**Exercise brief:** Select the lines below containing the word "from".

**Record set:**
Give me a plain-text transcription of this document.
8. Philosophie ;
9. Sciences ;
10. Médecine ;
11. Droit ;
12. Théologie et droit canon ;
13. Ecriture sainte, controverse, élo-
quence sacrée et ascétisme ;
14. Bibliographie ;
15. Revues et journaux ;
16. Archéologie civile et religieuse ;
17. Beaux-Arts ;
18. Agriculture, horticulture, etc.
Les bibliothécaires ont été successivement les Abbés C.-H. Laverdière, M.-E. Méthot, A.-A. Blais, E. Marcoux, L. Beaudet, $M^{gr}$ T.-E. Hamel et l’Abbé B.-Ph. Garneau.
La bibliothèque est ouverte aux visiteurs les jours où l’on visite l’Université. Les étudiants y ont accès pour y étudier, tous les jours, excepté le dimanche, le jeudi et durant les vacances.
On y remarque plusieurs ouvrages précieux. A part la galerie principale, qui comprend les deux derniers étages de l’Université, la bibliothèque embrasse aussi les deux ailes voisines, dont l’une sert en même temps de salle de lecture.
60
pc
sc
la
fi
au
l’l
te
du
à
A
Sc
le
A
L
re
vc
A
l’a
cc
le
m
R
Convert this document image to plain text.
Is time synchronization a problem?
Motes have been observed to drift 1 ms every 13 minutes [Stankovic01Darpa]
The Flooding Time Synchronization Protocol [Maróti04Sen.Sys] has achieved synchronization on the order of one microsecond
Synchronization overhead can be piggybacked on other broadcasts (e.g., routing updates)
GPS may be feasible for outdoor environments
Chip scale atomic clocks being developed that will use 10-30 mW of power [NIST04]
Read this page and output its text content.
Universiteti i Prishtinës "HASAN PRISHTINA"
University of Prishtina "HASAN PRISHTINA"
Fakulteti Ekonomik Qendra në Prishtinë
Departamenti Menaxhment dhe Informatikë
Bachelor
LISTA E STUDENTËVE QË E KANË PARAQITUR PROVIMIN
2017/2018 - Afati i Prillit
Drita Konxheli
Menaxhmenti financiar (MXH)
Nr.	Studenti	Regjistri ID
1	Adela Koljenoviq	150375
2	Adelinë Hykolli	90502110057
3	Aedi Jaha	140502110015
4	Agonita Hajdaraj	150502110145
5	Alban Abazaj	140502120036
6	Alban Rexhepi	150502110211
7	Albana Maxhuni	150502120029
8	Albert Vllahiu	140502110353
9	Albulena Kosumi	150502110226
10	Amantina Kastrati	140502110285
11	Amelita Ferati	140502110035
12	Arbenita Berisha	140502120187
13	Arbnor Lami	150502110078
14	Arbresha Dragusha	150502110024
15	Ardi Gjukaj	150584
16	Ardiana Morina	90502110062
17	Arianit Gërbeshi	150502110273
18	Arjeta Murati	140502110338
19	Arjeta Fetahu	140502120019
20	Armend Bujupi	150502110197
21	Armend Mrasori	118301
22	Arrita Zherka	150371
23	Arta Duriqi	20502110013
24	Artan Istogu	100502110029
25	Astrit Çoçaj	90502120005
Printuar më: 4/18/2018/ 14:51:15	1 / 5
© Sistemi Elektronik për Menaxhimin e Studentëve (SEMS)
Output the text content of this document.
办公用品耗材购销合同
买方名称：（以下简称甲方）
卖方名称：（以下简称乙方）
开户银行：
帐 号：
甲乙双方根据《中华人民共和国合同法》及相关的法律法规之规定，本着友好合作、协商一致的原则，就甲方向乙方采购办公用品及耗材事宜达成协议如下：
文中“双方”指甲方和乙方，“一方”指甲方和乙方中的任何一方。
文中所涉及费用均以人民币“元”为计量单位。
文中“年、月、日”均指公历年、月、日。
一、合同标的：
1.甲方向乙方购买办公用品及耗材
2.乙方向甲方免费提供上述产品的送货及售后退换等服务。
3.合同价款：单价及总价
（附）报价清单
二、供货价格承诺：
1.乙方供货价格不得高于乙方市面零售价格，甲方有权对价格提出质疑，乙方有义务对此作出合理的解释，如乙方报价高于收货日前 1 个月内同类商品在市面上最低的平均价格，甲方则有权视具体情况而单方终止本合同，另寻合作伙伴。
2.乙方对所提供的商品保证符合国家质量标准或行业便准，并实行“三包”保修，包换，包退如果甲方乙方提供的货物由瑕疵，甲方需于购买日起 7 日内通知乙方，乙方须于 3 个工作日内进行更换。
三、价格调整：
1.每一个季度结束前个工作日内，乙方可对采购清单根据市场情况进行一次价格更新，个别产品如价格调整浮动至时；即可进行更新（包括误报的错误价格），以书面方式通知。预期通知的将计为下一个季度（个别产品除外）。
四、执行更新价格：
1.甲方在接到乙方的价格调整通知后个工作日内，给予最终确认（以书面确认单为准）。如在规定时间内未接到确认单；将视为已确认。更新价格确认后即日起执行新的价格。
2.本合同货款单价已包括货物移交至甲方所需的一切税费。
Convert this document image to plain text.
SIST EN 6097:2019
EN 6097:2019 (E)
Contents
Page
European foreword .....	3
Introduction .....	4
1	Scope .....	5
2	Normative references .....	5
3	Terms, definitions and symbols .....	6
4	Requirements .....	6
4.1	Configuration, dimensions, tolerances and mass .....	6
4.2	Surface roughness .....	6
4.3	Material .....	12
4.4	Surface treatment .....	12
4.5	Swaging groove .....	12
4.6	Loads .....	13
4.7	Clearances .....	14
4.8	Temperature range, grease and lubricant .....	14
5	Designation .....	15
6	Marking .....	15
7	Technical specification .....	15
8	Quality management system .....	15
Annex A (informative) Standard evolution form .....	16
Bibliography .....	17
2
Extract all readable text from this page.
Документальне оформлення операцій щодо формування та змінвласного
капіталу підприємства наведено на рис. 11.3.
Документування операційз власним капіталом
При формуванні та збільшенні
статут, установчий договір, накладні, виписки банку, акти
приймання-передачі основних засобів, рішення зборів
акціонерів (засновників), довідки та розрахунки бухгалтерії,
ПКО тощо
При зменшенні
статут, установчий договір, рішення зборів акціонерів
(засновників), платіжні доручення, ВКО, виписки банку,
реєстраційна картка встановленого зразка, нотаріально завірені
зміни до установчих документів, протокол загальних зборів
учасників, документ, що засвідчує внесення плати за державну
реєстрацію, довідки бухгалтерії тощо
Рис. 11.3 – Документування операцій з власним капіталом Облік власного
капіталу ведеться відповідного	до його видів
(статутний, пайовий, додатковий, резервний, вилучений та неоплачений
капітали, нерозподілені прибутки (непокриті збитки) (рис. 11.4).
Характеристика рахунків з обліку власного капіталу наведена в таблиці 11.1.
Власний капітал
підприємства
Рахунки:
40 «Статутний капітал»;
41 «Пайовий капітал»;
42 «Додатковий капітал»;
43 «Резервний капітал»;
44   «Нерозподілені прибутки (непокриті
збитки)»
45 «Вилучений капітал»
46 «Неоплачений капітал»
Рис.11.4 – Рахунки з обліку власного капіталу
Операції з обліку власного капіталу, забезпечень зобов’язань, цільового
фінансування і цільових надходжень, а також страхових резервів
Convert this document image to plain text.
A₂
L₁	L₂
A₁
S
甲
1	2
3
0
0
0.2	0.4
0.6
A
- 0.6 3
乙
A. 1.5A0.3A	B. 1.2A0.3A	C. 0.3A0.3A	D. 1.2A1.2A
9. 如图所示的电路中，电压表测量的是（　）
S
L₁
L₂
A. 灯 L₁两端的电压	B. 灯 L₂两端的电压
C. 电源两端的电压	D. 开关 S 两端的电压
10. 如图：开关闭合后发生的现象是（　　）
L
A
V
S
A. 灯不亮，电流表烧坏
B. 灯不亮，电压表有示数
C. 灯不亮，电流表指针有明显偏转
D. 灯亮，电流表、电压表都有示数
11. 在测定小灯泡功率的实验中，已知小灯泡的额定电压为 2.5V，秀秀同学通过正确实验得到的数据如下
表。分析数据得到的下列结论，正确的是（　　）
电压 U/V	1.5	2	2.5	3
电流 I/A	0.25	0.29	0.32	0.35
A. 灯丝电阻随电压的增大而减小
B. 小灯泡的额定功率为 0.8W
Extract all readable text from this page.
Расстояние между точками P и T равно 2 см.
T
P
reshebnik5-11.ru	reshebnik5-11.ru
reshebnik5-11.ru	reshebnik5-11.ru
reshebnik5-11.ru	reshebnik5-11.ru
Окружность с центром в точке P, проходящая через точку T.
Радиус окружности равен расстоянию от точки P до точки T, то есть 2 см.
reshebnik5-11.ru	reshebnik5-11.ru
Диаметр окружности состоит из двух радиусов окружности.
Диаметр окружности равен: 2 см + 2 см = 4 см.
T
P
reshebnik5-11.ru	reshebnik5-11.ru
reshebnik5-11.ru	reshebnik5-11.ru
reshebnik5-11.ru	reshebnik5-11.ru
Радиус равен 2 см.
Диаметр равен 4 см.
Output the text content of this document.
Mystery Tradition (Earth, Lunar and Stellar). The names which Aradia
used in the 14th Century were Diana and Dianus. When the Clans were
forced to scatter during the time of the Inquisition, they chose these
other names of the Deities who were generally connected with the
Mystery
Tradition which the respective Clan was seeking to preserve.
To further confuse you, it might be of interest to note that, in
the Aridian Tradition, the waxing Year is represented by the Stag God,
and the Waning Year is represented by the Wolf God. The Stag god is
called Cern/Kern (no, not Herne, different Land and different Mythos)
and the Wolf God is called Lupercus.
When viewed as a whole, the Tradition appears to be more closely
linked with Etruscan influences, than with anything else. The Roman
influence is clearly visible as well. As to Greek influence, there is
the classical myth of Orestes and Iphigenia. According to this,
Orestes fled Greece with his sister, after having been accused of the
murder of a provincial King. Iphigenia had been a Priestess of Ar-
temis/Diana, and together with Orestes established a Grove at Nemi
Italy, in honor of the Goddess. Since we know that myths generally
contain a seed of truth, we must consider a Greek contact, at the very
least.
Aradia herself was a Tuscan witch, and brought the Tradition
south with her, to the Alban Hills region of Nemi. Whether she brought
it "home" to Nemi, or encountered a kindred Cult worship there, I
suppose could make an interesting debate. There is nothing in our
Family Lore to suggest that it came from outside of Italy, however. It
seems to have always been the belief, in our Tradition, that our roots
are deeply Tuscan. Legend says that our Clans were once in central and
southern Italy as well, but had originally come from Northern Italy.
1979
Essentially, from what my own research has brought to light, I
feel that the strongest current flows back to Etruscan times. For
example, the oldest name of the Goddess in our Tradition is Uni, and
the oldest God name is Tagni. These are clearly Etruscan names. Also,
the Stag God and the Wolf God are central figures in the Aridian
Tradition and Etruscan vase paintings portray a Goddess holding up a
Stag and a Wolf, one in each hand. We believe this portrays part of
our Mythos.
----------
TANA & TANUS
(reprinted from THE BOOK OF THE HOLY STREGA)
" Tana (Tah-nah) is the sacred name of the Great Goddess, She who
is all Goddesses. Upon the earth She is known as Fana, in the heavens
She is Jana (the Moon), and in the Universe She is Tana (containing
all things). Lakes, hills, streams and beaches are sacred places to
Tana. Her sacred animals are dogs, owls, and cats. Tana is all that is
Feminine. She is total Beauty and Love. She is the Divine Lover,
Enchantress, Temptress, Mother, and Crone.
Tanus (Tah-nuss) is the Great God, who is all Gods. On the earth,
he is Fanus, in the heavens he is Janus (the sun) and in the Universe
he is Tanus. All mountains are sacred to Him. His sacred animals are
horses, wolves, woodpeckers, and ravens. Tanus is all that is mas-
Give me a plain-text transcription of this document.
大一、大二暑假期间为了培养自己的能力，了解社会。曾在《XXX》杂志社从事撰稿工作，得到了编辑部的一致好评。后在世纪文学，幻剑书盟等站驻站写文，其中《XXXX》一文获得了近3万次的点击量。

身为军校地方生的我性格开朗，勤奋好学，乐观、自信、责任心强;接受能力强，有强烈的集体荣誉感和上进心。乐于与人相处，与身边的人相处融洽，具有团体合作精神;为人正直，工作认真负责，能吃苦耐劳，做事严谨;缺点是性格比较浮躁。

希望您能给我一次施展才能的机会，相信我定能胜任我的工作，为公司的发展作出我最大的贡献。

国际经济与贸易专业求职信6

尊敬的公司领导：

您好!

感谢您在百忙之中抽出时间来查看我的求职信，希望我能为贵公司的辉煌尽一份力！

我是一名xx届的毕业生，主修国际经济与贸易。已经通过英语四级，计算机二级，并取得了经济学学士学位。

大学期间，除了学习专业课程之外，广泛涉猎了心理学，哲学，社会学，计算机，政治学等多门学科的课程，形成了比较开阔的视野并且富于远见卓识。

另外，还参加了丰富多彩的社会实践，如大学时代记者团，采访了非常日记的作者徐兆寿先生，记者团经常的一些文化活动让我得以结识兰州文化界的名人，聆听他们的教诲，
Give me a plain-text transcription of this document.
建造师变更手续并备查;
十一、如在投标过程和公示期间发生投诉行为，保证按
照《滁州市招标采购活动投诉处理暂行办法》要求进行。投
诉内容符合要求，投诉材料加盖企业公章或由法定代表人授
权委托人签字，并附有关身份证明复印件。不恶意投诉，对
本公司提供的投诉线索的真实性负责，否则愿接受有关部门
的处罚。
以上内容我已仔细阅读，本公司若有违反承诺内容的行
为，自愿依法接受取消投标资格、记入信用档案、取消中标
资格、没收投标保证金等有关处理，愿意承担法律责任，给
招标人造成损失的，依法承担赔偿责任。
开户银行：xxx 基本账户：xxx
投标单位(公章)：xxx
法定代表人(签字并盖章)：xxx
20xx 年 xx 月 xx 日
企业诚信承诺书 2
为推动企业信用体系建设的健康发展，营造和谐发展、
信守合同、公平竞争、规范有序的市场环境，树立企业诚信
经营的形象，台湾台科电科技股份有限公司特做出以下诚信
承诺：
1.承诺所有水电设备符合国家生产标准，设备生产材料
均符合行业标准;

**Solved exercise:**
Extract all readable text from this page.
Extract all readable text from this page.
Family Lore to suggest that it came from outside of Italy, however. It
southern Italy as well, but had originally come from Northern Italy.
Essentially, from what my own research has brought to light, I
(reprinted from THE BOOK OF THE HOLY STREGA)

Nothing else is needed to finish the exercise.